>>>

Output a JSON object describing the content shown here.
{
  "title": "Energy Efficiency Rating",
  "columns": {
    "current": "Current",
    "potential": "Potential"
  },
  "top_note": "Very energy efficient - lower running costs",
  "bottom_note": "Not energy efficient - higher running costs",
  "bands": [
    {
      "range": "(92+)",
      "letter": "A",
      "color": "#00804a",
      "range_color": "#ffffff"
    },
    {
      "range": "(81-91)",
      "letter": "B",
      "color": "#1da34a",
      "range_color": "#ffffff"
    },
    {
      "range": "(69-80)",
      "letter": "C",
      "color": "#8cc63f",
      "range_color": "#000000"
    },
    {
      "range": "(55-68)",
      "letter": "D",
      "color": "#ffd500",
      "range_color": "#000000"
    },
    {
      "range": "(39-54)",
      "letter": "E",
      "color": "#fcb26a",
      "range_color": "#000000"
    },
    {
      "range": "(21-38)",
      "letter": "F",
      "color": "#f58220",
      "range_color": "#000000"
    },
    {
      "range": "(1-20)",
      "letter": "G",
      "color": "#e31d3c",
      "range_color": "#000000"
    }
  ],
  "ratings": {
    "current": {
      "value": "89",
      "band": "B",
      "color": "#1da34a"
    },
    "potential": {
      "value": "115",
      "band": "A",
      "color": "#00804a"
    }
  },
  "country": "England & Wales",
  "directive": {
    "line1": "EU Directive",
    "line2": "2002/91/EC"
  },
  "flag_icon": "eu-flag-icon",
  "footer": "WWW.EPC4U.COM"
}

<<<

REQUIREMENT: Set down the entries above again, word for word.

EXERCISE SOLUTION:
Output a JSON object describing the content shown here.
{
  "title": "Energy Efficiency Rating",
  "columns": {
    "current": "Current",
    "potential": "Potential"
  },
  "top_note": "Very energy efficient - lower running costs",
  "bottom_note": "Not energy efficient - higher running costs",
  "bands": [
    {
      "range": "(92+)",
      "letter": "A",
      "color": "#00804a",
      "range_color": "#ffffff"
    },
    {
      "range": "(81-91)",
      "letter": "B",
      "color": "#1da34a",
      "range_color": "#ffffff"
    },
    {
      "range": "(69-80)",
      "letter": "C",
      "color": "#8cc63f",
      "range_color": "#000000"
    },
    {
      "range": "(55-68)",
      "letter": "D",
      "color": "#ffd500",
      "range_color": "#000000"
    },
    {
      "range": "(39-54)",
      "letter": "E",
      "color": "#fcb26a",
      "range_color": "#000000"
    },
    {
      "range": "(21-38)",
      "letter": "F",
      "color": "#f58220",
      "range_color": "#000000"
    },
    {
      "range": "(1-20)",
      "letter": "G",
      "color": "#e31d3c",
      "range_color": "#000000"
    }
  ],
  "ratings": {
    "current": {
      "value": "89",
      "band": "B",
      "color": "#1da34a"
    },
    "potential": {
      "value": "115",
      "band": "A",
      "color": "#00804a"
    }
  },
  "country": "England & Wales",
  "directive": {
    "line1": "EU Directive",
    "line2": "2002/91/EC"
  },
  "flag_icon": "eu-flag-icon",
  "footer": "WWW.EPC4U.COM"
}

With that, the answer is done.